§ Text provided
Realtime API - Not ready for primetime

I know it’s still in beta, but OpenAI’s new Realtime API feels more like a sandbox for tinkering than something ready for serious applications.

Issues:

  • Voices: We’re still stuck with the robotic “Alloy” TTS, not the more natural voices available in advanced mode.
  • Turn Detection: It’s not as smooth as advanced mode; sometimes the AI responds while you’re still talking.
  • Premature Responses: The API seems to generate tokens too quickly, jumping to respond before I’ve finished my sentence.
  • Mishearing Issues: In one test, I was talking about Roman history, and the AI mistook “Caesar” for “Caesar salad” and went on a tangent.
  • High Costs: It’s advertised at $0.24/minute, but I was charged $16.40 for 11 minutes, translating to $1.49 per minute, or an eye-watering $89.40 per hour, even with minimal interruptions.
  • Cost Control: On the bright side, the system followed my system prompt—keeping responses to 2-3 sentences for better dialogue—but at $90/hour, it’s still too steep for regular use.

For now, the API isn’t quite ready for prime time, unless you’re just testing the waters.

1 Like

I haven’t test it yet. I heard the costs were high and that it was still based on tts-1, so no use cases for me. So you might be right, commercial use might not be ready, but it might work well for personal use if cash is not an issue.

I do have a question, so the model gpt-4o-realtime-preview still uses tts-1?

I’ve built my own “conversation feature” way back when whisper and tts-1 were released and the performance of a conversation was fine. I’m way more interested in tts-2 if that is a thing.

definitely pricey, but, as u say, good for tinkering on the bet that it will improve and get more efficient and lower cost

magic from the sky is what it is. at the end of the day. worth every penny

1 Like

§ Complete the following
• a. According to the Realtime API thread, how much was the poster charged for 11 minutes of use?
• b. Rewrite the part of the Realtime API thread that begins at the words "I haven’t test" and stops after "still uses tts-1?", replacing "personal use" with "hobby projects".
The rows have no connection to the Realtime API thread.

§ Provided data
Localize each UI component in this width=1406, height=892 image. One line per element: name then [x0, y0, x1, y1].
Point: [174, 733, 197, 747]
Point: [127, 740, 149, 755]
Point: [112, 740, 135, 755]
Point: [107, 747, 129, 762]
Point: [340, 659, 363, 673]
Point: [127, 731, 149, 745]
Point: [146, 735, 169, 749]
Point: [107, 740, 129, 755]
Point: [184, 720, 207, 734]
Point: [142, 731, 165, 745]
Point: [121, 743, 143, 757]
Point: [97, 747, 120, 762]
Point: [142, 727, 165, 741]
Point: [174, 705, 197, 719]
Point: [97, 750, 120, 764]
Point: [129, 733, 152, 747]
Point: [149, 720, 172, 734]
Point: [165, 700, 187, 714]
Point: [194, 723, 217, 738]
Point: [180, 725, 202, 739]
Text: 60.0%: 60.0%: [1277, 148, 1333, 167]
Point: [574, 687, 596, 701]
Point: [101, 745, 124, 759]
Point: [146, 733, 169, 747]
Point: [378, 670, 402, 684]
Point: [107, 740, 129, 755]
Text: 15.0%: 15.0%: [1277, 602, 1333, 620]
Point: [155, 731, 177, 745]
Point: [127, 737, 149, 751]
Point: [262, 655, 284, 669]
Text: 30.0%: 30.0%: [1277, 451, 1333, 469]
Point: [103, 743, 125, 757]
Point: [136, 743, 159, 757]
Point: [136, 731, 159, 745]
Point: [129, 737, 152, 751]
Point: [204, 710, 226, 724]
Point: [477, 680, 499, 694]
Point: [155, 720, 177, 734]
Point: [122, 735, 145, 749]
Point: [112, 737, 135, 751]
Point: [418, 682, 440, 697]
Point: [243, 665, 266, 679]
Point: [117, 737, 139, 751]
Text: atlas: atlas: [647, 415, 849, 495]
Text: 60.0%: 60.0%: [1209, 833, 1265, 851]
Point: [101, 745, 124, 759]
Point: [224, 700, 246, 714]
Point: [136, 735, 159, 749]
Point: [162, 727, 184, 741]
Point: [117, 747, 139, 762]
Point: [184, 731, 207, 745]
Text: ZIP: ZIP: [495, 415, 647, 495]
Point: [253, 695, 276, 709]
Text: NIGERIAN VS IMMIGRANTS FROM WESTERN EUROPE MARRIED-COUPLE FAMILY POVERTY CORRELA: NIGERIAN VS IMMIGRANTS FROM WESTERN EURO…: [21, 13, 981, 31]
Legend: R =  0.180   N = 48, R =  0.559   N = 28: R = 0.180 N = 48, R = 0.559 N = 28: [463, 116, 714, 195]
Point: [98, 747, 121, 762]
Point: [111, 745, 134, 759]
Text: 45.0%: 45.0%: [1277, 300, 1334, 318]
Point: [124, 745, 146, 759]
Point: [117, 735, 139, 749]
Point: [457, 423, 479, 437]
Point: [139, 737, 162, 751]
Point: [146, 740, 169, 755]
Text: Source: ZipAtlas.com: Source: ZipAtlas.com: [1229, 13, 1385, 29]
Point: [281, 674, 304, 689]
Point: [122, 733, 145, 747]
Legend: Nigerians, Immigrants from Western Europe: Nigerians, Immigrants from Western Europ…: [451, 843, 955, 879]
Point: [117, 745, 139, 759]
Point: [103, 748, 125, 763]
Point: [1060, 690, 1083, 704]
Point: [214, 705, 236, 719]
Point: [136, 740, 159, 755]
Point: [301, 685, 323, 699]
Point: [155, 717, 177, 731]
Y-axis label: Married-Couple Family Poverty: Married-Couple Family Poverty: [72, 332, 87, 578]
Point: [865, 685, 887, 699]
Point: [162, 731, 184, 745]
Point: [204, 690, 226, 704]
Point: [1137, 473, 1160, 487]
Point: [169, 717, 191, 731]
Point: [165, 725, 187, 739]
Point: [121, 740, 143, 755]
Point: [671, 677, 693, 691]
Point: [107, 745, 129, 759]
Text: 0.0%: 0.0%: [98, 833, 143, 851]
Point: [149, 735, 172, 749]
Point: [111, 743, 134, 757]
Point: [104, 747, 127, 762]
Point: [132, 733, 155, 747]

§ Answers per task
• a. $16.40

• b.
I haven’t test it yet. I heard the costs were high and that it was still based on tts-1, so no use cases for me. So you might be right, commercial use might not be ready, but it might work well for hobby projects if cash is not an issue.

I do have a question, so the model gpt-4o-realtime-preview still uses tts-1?